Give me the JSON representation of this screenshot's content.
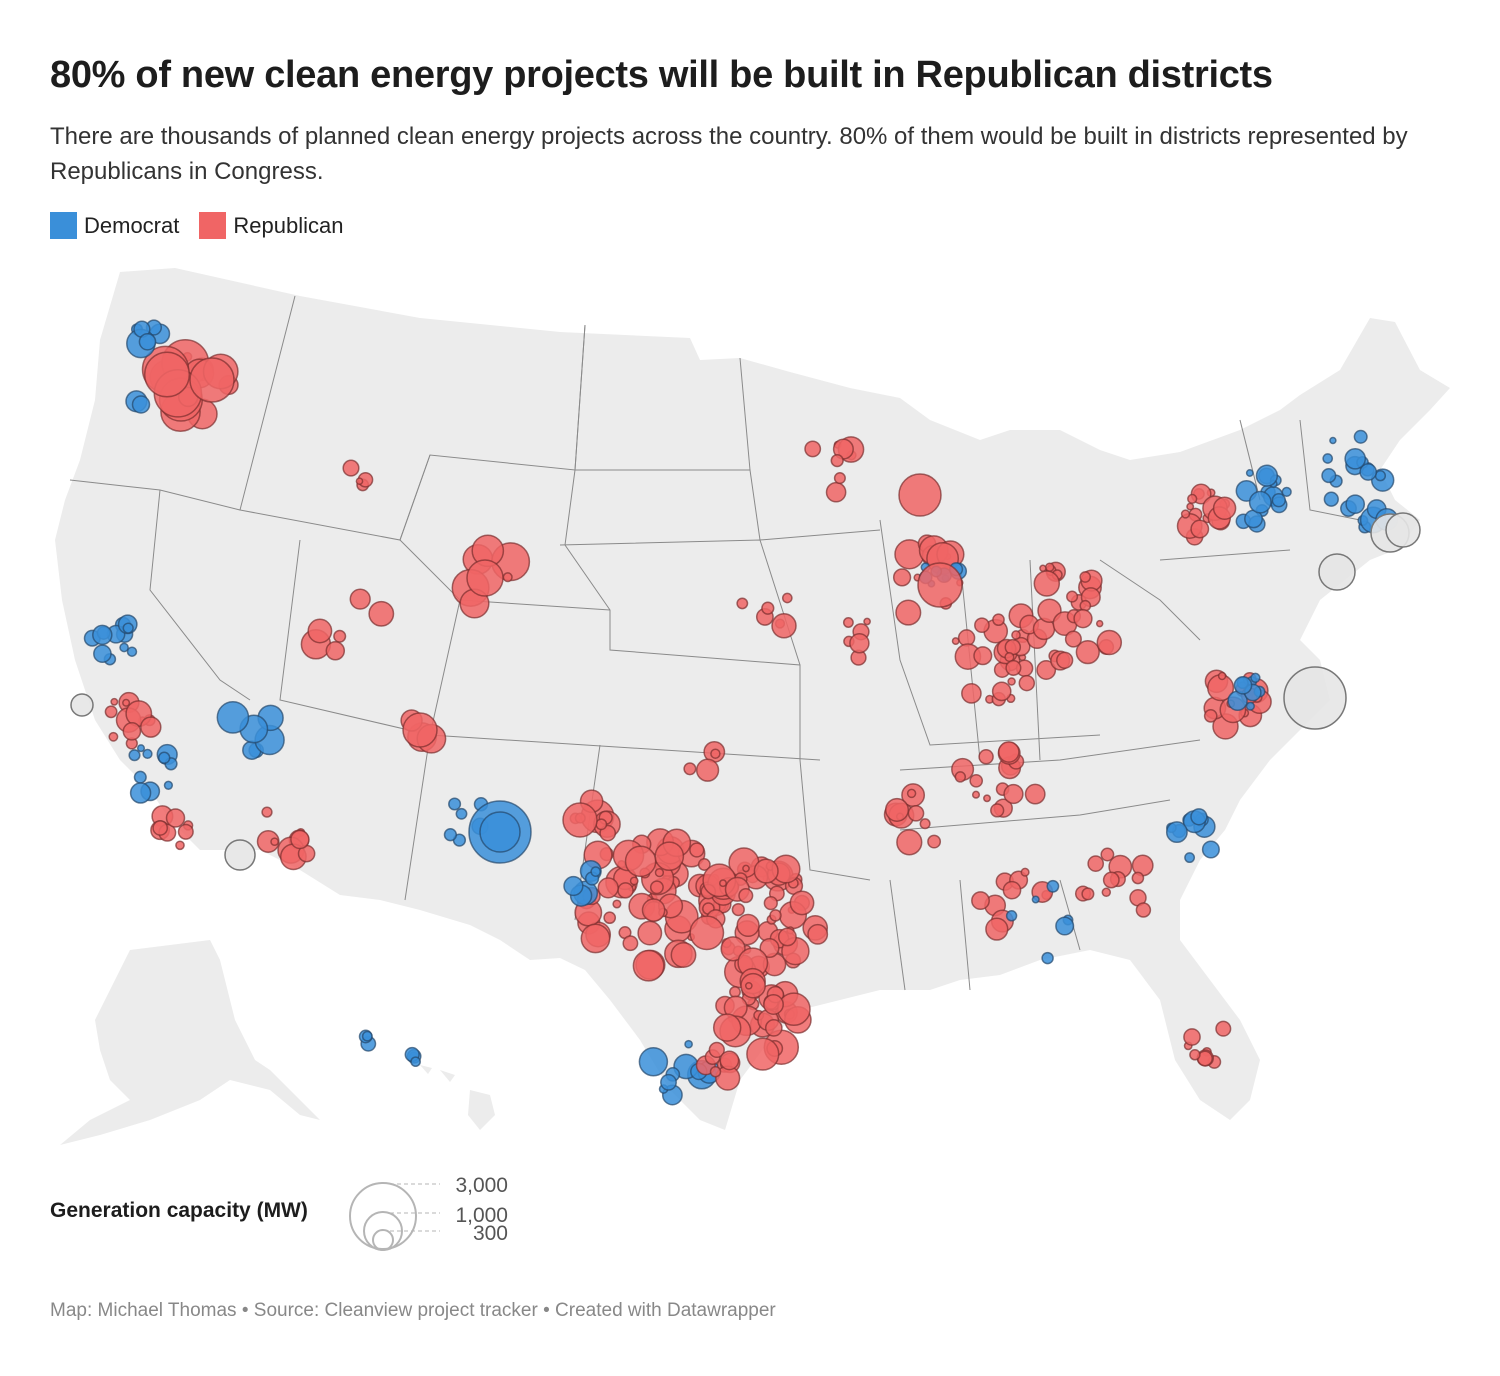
{
  "header": {
    "title": "80% of new clean energy projects will be built in Republican districts",
    "subtitle": "There are thousands of planned clean energy projects across the country. 80% of them would be built in districts represented by Republicans in Congress."
  },
  "legend": {
    "items": [
      {
        "label": "Democrat",
        "color": "#3a8fd9"
      },
      {
        "label": "Republican",
        "color": "#f06565"
      }
    ]
  },
  "size_legend": {
    "title": "Generation capacity (MW)",
    "values": [
      {
        "value": 3000,
        "label": "3,000"
      },
      {
        "value": 1000,
        "label": "1,000"
      },
      {
        "value": 300,
        "label": "300"
      }
    ]
  },
  "footer": {
    "text": "Map: Michael Thomas • Source: Cleanview project tracker • Created with Datawrapper"
  },
  "map_colors": {
    "land": "#ececec",
    "border": "#8a8a8a",
    "democrat": "#3a8fd9",
    "republican": "#f06565",
    "offshore": "#e6e6e6"
  }
}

→ Goal of the exercise
All of the material above needs to be restated exactly, with no pictures.

→ Task answer
Give me the JSON representation of this screenshot's content.
{
  "header": {
    "title": "80% of new clean energy projects will be built in Republican districts",
    "subtitle": "There are thousands of planned clean energy projects across the country. 80% of them would be built in districts represented by Republicans in Congress."
  },
  "legend": {
    "items": [
      {
        "label": "Democrat",
        "color": "#3a8fd9"
      },
      {
        "label": "Republican",
        "color": "#f06565"
      }
    ]
  },
  "size_legend": {
    "title": "Generation capacity (MW)",
    "values": [
      {
        "value": 3000,
        "label": "3,000"
      },
      {
        "value": 1000,
        "label": "1,000"
      },
      {
        "value": 300,
        "label": "300"
      }
    ]
  },
  "footer": {
    "text": "Map: Michael Thomas • Source: Cleanview project tracker • Created with Datawrapper"
  },
  "map_colors": {
    "land": "#ececec",
    "border": "#8a8a8a",
    "democrat": "#3a8fd9",
    "republican": "#f06565",
    "offshore": "#e6e6e6"
  }
}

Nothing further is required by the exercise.